-- Start --

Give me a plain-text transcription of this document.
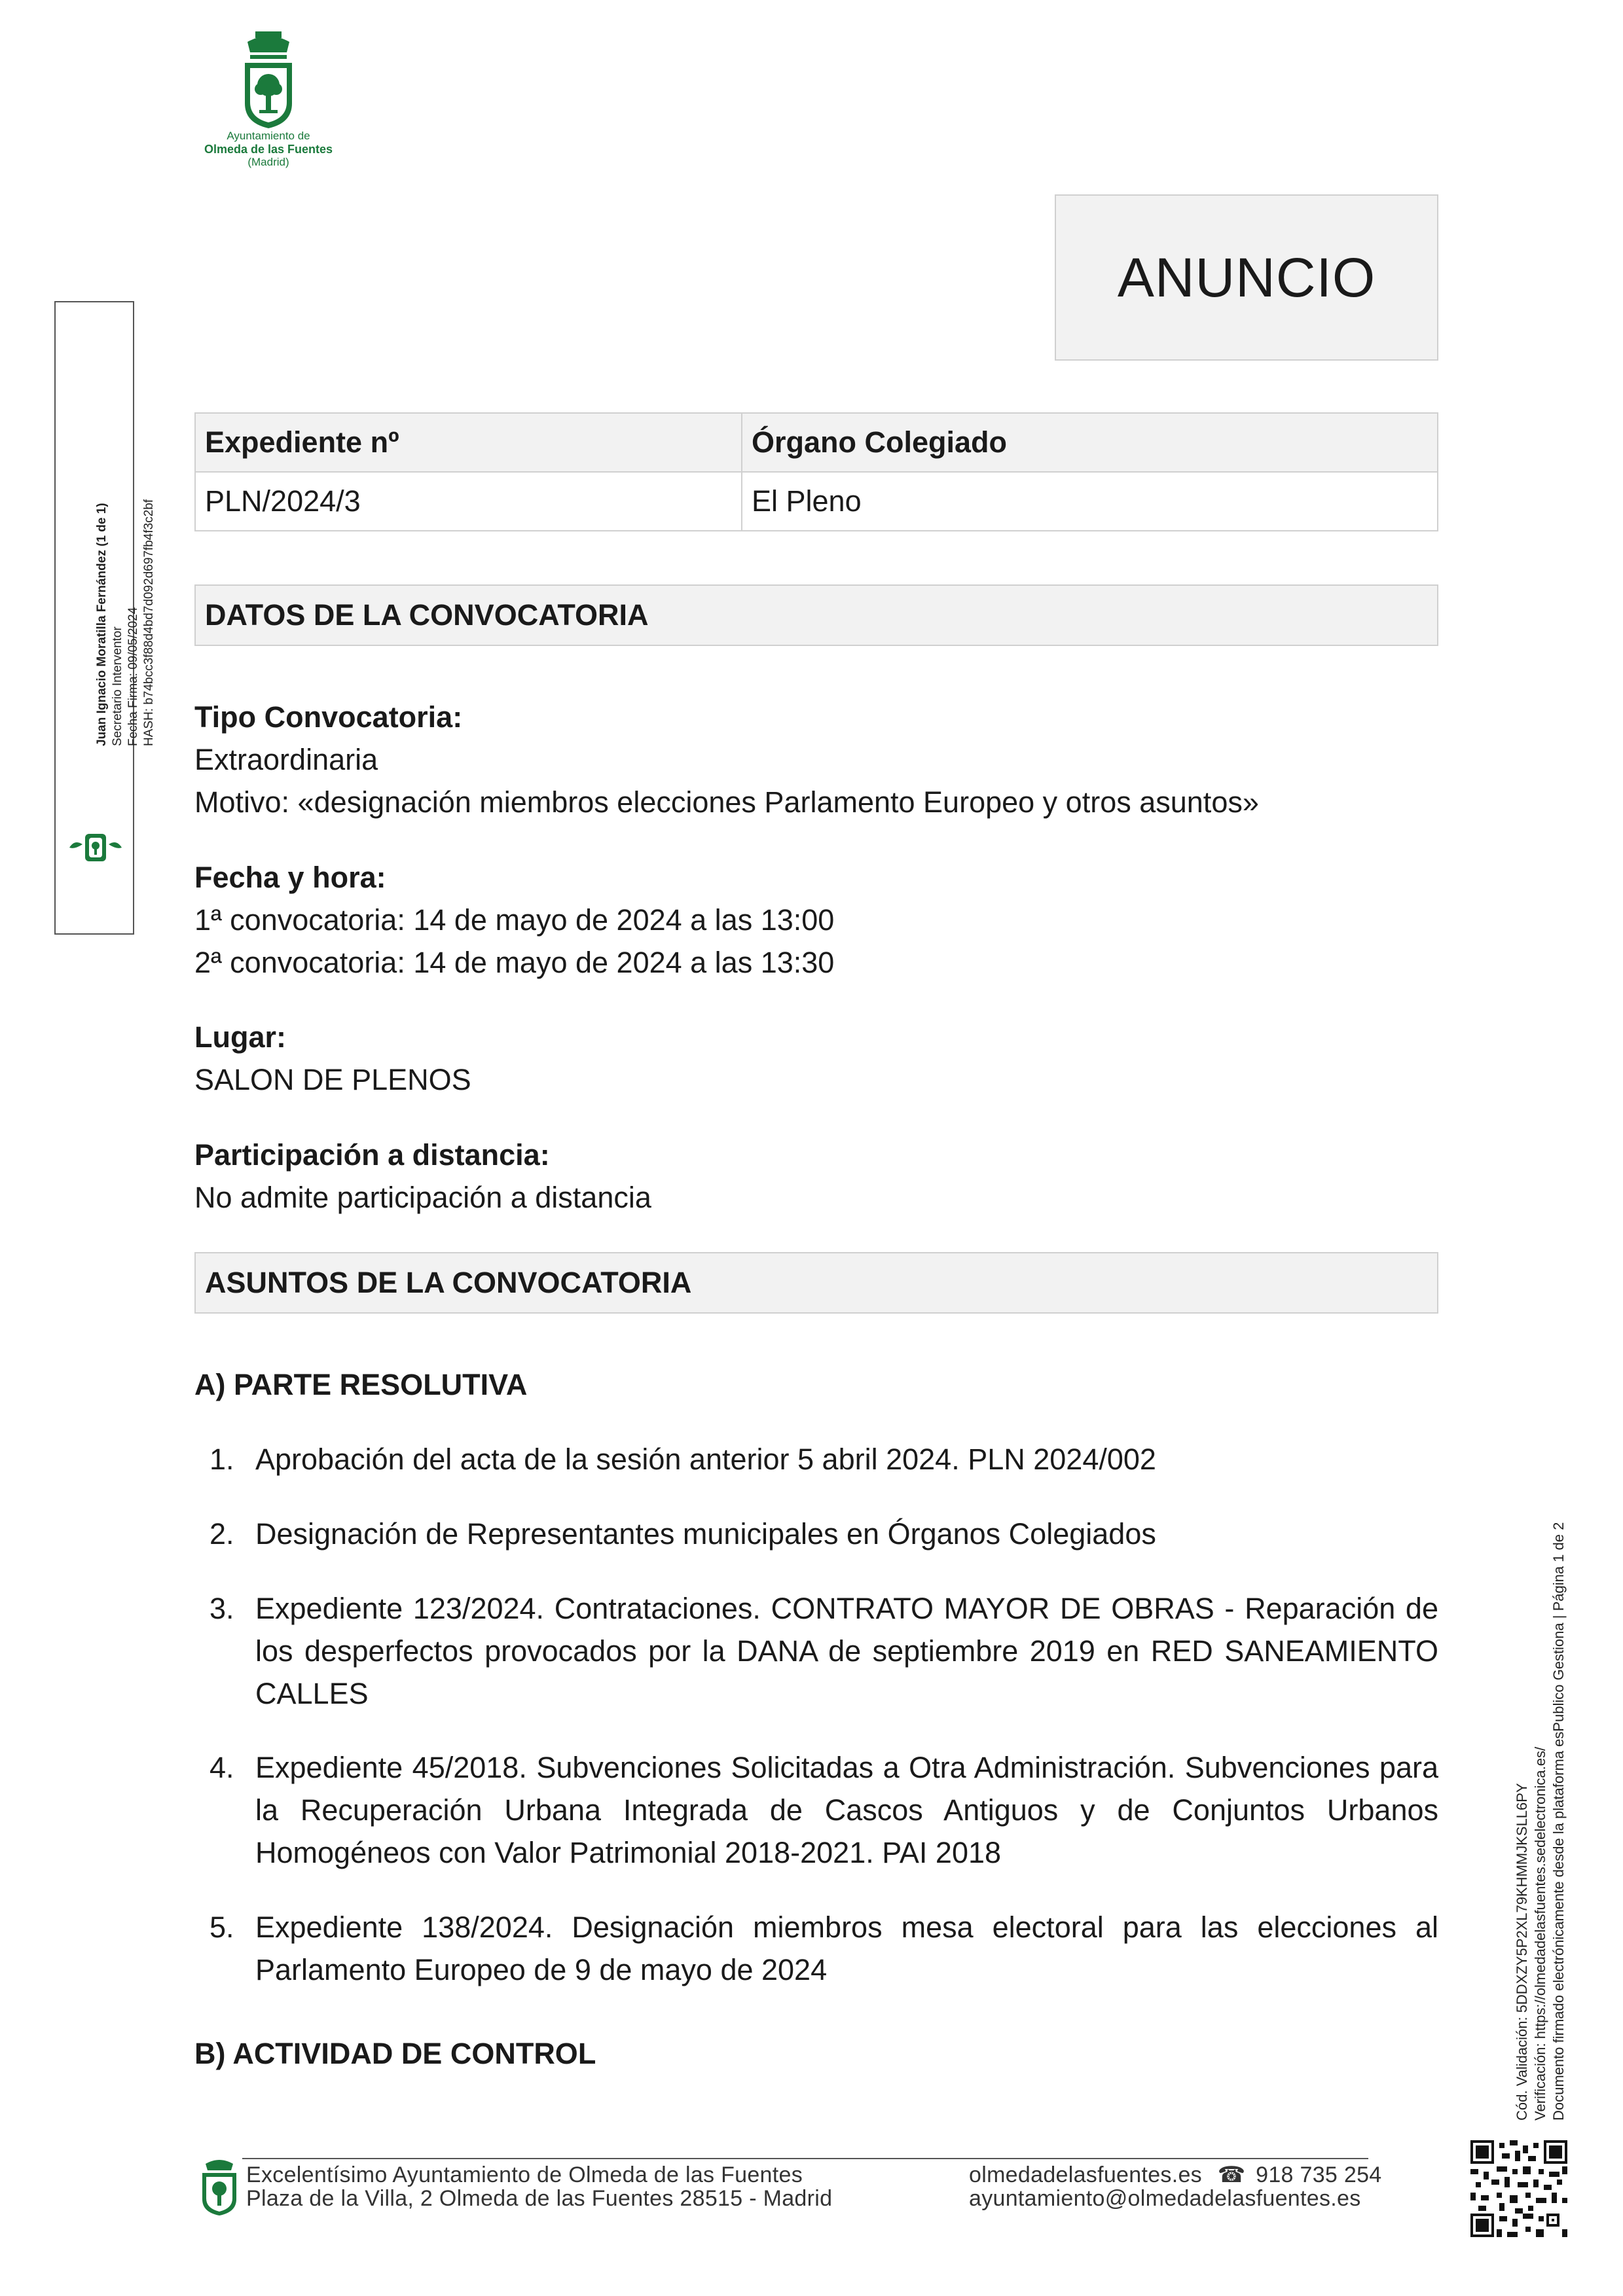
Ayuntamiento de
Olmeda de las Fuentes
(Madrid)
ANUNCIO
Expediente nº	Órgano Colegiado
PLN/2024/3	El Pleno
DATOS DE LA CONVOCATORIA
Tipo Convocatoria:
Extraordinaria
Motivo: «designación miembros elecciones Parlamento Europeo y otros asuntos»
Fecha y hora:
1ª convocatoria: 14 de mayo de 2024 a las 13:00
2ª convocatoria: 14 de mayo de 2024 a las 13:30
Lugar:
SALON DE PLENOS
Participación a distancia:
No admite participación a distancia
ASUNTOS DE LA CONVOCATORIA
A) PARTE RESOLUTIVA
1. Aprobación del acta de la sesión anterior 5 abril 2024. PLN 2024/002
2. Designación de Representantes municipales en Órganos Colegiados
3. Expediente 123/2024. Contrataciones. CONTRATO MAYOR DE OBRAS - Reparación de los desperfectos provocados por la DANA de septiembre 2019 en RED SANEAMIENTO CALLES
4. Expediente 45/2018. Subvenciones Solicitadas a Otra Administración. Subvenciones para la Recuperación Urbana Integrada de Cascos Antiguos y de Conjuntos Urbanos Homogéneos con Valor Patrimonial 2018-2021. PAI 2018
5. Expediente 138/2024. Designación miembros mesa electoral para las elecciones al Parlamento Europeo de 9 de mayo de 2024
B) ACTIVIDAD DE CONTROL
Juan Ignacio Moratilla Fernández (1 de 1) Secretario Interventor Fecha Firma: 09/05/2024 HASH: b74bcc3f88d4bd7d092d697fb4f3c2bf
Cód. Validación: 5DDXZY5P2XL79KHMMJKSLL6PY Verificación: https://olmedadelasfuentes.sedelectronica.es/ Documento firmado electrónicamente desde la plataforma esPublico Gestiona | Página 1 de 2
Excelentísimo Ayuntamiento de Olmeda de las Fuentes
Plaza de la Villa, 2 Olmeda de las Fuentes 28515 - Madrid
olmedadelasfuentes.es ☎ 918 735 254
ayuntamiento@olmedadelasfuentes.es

-- End --

*AIM:* Reproduce all of the material above word for word. Omit the pictures.

*IN RESPONSE:*
Give me a plain-text transcription of this document.
Ayuntamiento de
Olmeda de las Fuentes
(Madrid)
ANUNCIO
Expediente nº	Órgano Colegiado
PLN/2024/3	El Pleno
DATOS DE LA CONVOCATORIA
Tipo Convocatoria:
Extraordinaria
Motivo: «designación miembros elecciones Parlamento Europeo y otros asuntos»
Fecha y hora:
1ª convocatoria: 14 de mayo de 2024 a las 13:00
2ª convocatoria: 14 de mayo de 2024 a las 13:30
Lugar:
SALON DE PLENOS
Participación a distancia:
No admite participación a distancia
ASUNTOS DE LA CONVOCATORIA
A) PARTE RESOLUTIVA
1. Aprobación del acta de la sesión anterior 5 abril 2024. PLN 2024/002
2. Designación de Representantes municipales en Órganos Colegiados
3. Expediente 123/2024. Contrataciones. CONTRATO MAYOR DE OBRAS - Reparación de los desperfectos provocados por la DANA de septiembre 2019 en RED SANEAMIENTO CALLES
4. Expediente 45/2018. Subvenciones Solicitadas a Otra Administración. Subvenciones para la Recuperación Urbana Integrada de Cascos Antiguos y de Conjuntos Urbanos Homogéneos con Valor Patrimonial 2018-2021. PAI 2018
5. Expediente 138/2024. Designación miembros mesa electoral para las elecciones al Parlamento Europeo de 9 de mayo de 2024
B) ACTIVIDAD DE CONTROL
Juan Ignacio Moratilla Fernández (1 de 1) Secretario Interventor Fecha Firma: 09/05/2024 HASH: b74bcc3f88d4bd7d092d697fb4f3c2bf
Cód. Validación: 5DDXZY5P2XL79KHMMJKSLL6PY Verificación: https://olmedadelasfuentes.sedelectronica.es/ Documento firmado electrónicamente desde la plataforma esPublico Gestiona | Página 1 de 2
Excelentísimo Ayuntamiento de Olmeda de las Fuentes
Plaza de la Villa, 2 Olmeda de las Fuentes 28515 - Madrid
olmedadelasfuentes.es ☎ 918 735 254
ayuntamiento@olmedadelasfuentes.es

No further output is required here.